Your instructions ▸ Exactly as written, output each of the lines below, with no images.

---------- Given entries

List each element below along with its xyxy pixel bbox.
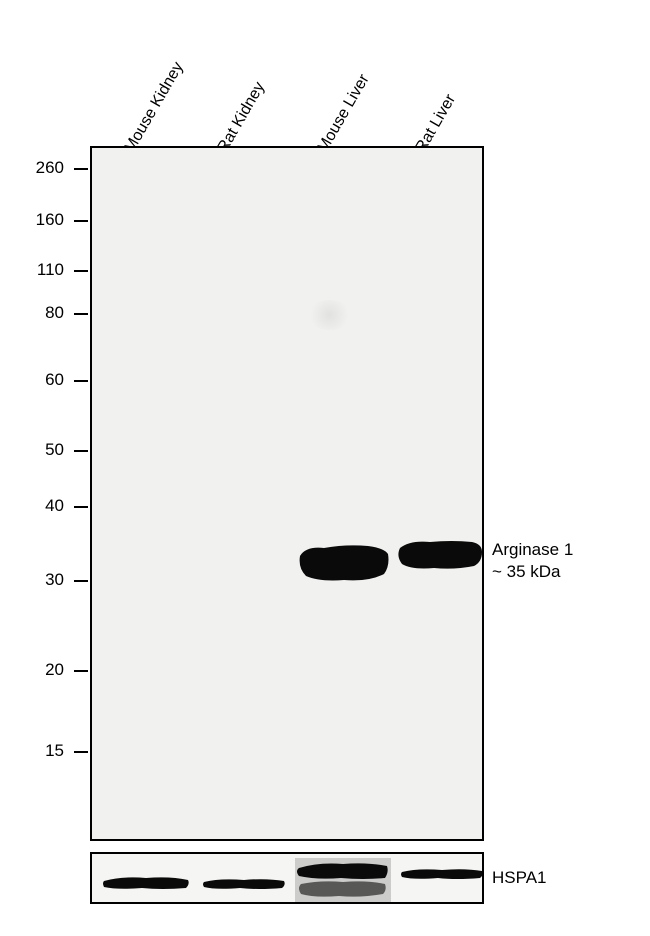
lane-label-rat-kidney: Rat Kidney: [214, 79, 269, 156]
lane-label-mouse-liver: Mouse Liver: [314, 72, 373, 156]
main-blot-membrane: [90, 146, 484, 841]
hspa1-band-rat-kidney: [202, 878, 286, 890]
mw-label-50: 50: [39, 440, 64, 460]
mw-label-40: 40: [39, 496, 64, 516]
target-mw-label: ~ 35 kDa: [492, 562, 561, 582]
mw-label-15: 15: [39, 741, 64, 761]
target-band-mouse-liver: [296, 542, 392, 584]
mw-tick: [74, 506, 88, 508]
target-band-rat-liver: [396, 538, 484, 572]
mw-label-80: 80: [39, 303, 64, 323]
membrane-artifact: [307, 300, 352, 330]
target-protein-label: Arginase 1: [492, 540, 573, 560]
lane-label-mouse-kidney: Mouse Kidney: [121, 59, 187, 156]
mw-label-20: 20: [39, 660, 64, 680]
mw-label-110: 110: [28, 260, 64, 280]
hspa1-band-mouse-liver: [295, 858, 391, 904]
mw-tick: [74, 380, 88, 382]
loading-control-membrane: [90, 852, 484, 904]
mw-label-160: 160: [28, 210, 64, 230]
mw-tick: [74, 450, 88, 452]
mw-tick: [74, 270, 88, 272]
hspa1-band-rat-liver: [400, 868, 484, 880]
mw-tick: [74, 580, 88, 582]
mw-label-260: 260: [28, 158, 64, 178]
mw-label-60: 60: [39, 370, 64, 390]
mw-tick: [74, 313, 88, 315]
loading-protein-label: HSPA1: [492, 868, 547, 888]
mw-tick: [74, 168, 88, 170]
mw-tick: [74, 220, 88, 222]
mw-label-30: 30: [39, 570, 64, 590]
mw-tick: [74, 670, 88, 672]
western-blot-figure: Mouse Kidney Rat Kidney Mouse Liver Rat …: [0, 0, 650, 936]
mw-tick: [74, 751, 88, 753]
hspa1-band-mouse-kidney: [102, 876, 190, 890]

--------------------

Result of this task ▸
List each element below along with its xyxy pixel bbox.
lane-label-rat-kidney: Rat Kidney: [214, 79, 269, 156]
lane-label-mouse-liver: Mouse Liver: [314, 72, 373, 156]
main-blot-membrane: [90, 146, 484, 841]
hspa1-band-rat-kidney: [202, 878, 286, 890]
mw-label-50: 50: [39, 440, 64, 460]
mw-label-40: 40: [39, 496, 64, 516]
target-mw-label: ~ 35 kDa: [492, 562, 561, 582]
mw-label-15: 15: [39, 741, 64, 761]
target-band-mouse-liver: [296, 542, 392, 584]
mw-tick: [74, 506, 88, 508]
target-band-rat-liver: [396, 538, 484, 572]
mw-label-80: 80: [39, 303, 64, 323]
membrane-artifact: [307, 300, 352, 330]
target-protein-label: Arginase 1: [492, 540, 573, 560]
lane-label-mouse-kidney: Mouse Kidney: [121, 59, 187, 156]
mw-label-20: 20: [39, 660, 64, 680]
mw-label-110: 110: [28, 260, 64, 280]
hspa1-band-mouse-liver: [295, 858, 391, 904]
mw-tick: [74, 380, 88, 382]
loading-control-membrane: [90, 852, 484, 904]
mw-label-160: 160: [28, 210, 64, 230]
mw-tick: [74, 450, 88, 452]
mw-tick: [74, 270, 88, 272]
hspa1-band-rat-liver: [400, 868, 484, 880]
mw-tick: [74, 580, 88, 582]
mw-label-260: 260: [28, 158, 64, 178]
mw-label-60: 60: [39, 370, 64, 390]
mw-tick: [74, 313, 88, 315]
loading-protein-label: HSPA1: [492, 868, 547, 888]
mw-tick: [74, 168, 88, 170]
mw-tick: [74, 220, 88, 222]
mw-label-30: 30: [39, 570, 64, 590]
mw-tick: [74, 670, 88, 672]
western-blot-figure: Mouse Kidney Rat Kidney Mouse Liver Rat …: [0, 0, 650, 936]
mw-tick: [74, 751, 88, 753]
hspa1-band-mouse-kidney: [102, 876, 190, 890]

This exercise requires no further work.